-- RECORDED DATA start --

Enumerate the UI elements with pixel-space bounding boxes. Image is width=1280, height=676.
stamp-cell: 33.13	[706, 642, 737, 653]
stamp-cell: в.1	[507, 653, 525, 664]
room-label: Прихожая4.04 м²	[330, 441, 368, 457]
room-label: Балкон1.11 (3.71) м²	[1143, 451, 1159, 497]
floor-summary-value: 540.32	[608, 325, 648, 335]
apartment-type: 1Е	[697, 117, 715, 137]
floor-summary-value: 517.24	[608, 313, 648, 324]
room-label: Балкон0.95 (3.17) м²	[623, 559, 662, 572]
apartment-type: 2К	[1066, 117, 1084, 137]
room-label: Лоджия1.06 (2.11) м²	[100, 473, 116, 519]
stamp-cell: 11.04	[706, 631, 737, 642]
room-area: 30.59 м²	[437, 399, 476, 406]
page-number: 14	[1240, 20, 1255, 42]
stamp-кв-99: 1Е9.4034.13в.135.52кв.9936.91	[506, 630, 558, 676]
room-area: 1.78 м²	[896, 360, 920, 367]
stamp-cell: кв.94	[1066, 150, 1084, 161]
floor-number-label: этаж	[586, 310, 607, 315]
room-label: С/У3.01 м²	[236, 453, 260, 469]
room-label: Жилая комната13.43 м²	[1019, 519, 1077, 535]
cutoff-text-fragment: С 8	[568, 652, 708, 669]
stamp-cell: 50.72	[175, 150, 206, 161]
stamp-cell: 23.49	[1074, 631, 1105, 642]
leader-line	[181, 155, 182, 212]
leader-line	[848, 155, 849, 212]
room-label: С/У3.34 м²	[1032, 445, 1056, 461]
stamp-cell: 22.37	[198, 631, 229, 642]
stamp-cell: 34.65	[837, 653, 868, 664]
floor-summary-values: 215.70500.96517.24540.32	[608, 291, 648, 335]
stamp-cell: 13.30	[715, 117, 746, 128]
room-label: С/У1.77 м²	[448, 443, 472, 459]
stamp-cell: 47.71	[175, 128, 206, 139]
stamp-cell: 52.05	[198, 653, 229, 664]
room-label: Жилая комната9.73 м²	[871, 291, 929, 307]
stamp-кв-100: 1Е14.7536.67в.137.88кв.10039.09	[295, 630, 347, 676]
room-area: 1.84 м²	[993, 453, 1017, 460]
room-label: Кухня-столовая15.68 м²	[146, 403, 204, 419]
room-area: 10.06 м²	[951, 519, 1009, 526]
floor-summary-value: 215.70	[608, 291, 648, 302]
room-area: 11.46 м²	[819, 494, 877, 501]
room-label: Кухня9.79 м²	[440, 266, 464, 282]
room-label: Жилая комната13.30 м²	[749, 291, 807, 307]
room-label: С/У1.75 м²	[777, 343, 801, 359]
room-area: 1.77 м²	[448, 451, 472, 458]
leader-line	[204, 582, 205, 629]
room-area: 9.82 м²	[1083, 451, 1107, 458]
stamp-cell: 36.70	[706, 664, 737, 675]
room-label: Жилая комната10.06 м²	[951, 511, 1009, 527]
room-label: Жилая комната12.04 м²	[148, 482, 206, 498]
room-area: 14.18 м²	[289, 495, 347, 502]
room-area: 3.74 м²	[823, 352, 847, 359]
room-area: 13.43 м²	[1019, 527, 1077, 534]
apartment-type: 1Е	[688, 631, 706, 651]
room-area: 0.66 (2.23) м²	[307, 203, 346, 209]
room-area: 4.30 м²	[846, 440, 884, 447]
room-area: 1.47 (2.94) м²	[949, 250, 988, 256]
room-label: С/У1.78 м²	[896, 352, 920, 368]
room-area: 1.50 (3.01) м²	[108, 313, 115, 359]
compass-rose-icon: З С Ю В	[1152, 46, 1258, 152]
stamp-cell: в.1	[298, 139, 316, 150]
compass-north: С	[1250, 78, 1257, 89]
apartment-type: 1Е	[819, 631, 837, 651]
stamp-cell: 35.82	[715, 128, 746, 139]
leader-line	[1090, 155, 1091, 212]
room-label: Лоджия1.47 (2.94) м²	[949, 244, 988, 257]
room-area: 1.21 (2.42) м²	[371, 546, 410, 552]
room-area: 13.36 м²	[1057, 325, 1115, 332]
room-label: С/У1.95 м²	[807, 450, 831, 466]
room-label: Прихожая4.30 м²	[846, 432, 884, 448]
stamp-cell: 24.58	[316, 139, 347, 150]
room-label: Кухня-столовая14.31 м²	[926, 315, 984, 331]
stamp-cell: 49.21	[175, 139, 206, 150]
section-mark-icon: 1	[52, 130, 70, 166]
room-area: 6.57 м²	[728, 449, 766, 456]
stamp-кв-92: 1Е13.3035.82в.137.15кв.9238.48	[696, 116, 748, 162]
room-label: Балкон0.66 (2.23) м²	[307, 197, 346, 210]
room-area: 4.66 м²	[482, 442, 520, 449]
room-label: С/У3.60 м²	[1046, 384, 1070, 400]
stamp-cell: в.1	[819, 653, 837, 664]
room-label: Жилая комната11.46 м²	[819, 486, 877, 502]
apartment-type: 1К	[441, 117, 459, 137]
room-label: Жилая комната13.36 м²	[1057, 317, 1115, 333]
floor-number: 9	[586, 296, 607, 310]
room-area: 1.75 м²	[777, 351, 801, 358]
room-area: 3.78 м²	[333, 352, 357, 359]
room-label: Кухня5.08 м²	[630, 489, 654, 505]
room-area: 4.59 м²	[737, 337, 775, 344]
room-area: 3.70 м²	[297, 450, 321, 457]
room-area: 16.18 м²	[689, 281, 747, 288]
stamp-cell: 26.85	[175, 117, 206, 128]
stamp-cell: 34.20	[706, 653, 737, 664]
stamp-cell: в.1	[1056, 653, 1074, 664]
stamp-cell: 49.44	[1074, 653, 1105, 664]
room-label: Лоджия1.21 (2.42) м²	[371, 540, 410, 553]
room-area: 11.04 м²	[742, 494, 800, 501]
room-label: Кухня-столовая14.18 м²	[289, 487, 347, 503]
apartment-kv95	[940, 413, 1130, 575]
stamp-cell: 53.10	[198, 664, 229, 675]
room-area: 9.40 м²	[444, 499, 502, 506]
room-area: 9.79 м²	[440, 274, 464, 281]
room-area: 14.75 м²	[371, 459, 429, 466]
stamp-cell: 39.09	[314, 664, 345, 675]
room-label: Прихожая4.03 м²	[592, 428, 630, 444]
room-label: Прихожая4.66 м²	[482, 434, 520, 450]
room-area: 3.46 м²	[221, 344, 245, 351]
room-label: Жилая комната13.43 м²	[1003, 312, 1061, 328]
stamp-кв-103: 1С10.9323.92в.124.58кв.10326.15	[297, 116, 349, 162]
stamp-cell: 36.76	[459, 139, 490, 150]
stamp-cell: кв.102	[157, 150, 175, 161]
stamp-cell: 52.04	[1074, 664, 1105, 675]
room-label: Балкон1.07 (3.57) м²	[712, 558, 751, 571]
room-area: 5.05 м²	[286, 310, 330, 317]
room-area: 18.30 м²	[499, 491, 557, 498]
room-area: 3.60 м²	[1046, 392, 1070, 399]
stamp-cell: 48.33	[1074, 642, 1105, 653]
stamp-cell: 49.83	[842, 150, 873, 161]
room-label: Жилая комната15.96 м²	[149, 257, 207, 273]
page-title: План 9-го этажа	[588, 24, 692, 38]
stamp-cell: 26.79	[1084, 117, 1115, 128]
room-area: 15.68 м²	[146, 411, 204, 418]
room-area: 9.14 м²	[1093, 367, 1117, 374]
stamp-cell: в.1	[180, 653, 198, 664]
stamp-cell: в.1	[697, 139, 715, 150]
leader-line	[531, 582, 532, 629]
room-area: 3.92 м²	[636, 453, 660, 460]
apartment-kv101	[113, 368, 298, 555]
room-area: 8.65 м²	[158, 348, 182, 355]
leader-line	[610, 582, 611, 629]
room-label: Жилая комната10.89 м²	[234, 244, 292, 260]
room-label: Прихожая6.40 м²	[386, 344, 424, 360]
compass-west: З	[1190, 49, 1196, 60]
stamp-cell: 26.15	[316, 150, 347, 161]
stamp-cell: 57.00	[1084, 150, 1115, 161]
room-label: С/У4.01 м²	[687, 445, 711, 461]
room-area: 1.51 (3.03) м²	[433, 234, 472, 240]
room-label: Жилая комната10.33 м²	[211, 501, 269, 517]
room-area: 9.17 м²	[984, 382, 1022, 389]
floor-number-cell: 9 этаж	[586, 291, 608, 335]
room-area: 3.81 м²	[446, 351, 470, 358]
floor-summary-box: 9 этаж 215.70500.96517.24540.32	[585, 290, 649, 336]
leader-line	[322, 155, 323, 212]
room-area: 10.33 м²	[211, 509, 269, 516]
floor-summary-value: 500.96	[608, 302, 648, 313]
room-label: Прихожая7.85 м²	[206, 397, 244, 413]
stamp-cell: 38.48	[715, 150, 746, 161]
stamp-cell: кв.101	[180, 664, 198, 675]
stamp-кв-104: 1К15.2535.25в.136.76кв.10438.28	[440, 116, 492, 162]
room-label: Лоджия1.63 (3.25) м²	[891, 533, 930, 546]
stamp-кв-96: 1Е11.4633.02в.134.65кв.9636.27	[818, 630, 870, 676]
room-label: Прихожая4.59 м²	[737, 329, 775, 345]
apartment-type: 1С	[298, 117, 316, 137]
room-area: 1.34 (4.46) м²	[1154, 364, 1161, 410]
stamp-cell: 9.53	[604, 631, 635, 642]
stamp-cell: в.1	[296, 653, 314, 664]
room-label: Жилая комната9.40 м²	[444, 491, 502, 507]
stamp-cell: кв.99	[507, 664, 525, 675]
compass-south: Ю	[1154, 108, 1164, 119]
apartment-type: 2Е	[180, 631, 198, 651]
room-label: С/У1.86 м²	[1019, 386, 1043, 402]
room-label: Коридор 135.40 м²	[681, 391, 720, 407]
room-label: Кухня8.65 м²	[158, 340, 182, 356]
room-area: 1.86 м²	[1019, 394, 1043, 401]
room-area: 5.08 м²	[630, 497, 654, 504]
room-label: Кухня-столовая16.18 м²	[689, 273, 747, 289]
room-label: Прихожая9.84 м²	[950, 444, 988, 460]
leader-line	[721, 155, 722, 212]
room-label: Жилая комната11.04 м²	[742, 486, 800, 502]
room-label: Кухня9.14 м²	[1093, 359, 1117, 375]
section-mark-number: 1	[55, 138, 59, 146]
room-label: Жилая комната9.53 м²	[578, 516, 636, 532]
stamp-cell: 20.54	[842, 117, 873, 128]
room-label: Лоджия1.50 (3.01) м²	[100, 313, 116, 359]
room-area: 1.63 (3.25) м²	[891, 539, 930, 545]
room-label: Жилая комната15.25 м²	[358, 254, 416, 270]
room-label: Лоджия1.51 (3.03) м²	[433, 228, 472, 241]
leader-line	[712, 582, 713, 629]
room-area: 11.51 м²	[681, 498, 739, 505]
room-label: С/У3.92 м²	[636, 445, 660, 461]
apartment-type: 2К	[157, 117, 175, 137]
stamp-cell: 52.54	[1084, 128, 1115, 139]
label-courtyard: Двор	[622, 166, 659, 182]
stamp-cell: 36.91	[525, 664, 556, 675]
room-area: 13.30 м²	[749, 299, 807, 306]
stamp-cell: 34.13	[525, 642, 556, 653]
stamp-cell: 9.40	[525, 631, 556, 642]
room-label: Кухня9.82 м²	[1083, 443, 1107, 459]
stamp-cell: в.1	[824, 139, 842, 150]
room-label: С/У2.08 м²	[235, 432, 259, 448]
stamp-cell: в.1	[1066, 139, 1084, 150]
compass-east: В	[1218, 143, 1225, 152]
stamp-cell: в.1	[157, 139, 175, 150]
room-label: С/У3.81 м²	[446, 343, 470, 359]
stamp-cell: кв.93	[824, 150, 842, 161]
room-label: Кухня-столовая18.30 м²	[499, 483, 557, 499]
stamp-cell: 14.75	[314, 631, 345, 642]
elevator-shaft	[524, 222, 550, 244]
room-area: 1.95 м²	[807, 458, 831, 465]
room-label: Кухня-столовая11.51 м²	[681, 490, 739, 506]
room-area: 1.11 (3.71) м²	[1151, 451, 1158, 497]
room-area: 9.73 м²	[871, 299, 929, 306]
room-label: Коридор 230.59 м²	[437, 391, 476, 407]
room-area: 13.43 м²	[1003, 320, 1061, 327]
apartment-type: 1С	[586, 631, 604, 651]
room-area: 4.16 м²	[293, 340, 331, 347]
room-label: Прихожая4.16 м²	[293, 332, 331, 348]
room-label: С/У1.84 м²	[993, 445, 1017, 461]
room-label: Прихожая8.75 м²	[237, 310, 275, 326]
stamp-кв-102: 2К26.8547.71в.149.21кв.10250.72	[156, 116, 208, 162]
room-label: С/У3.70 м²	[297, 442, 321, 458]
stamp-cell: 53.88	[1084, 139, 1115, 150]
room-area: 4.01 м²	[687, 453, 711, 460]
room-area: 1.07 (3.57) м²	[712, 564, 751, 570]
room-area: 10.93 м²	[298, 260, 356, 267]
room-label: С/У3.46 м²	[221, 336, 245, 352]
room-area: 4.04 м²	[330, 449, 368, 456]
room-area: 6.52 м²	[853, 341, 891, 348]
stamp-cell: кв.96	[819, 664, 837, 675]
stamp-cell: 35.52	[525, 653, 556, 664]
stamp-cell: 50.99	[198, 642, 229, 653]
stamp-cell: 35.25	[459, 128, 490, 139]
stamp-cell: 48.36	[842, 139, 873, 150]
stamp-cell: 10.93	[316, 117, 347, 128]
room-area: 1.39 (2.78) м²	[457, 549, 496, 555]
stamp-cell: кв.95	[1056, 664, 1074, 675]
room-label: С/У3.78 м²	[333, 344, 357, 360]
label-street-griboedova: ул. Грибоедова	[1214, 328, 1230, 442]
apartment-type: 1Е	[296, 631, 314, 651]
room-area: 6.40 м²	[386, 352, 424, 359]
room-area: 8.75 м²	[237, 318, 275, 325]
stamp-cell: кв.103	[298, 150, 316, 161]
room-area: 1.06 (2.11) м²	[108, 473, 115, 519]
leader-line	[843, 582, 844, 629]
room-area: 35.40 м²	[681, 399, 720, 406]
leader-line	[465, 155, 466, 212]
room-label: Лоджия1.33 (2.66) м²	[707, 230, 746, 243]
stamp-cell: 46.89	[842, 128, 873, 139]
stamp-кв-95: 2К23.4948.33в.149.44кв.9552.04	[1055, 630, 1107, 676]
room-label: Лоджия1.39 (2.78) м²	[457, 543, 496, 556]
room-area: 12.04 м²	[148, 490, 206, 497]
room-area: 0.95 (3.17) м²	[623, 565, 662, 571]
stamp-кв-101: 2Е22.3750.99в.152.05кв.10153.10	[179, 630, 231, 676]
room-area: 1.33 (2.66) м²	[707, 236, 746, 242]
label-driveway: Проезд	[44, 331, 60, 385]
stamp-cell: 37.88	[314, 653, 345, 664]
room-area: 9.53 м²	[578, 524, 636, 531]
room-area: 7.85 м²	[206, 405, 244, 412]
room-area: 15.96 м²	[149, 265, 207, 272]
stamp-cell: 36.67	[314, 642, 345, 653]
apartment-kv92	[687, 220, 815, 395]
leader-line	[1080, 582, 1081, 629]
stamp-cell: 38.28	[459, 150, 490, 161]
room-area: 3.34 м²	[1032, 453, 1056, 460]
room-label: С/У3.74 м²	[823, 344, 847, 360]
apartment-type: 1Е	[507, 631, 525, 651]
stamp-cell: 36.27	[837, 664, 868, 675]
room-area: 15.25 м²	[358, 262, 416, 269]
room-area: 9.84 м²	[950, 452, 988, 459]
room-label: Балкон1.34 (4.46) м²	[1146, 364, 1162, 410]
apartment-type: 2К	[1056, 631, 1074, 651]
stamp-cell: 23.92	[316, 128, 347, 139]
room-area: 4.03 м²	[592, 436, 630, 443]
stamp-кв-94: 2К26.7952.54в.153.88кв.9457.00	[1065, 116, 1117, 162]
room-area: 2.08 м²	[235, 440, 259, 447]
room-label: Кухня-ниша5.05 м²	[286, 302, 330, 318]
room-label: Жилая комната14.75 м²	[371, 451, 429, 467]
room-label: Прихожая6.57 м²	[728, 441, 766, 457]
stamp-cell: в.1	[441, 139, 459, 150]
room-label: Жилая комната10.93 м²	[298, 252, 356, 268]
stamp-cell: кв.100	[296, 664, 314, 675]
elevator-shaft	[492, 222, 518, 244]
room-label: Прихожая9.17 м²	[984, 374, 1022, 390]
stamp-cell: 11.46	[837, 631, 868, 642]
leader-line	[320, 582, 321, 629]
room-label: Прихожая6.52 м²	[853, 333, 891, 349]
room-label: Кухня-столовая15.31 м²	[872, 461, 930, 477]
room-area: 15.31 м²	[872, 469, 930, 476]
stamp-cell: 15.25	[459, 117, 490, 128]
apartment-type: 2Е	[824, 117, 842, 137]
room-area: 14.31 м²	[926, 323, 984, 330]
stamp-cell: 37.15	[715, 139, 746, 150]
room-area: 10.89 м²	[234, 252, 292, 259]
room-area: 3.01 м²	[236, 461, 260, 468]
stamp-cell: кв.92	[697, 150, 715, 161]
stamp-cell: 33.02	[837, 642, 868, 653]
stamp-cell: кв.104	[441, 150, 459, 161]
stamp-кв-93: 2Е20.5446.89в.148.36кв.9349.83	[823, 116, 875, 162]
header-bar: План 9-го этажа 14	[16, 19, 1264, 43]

-- RECORDED DATA end --

__WHAT IS BEING ASKED__: Extract the entries from the first line of the records through the line containing "360, 920, 367]", including both of those lines, and reproduce them exactly as they appear.

__SOLUTION TO THIS TASK__:
Enumerate the UI elements with pixel-space bounding boxes. Image is width=1280, height=676.
stamp-cell: 33.13	[706, 642, 737, 653]
stamp-cell: в.1	[507, 653, 525, 664]
room-label: Прихожая4.04 м²	[330, 441, 368, 457]
room-label: Балкон1.11 (3.71) м²	[1143, 451, 1159, 497]
floor-summary-value: 540.32	[608, 325, 648, 335]
apartment-type: 1Е	[697, 117, 715, 137]
floor-summary-value: 517.24	[608, 313, 648, 324]
room-label: Балкон0.95 (3.17) м²	[623, 559, 662, 572]
apartment-type: 2К	[1066, 117, 1084, 137]
room-label: Лоджия1.06 (2.11) м²	[100, 473, 116, 519]
stamp-cell: 11.04	[706, 631, 737, 642]
room-area: 30.59 м²	[437, 399, 476, 406]
page-number: 14	[1240, 20, 1255, 42]
stamp-кв-99: 1Е9.4034.13в.135.52кв.9936.91	[506, 630, 558, 676]
room-area: 1.78 м²	[896, 360, 920, 367]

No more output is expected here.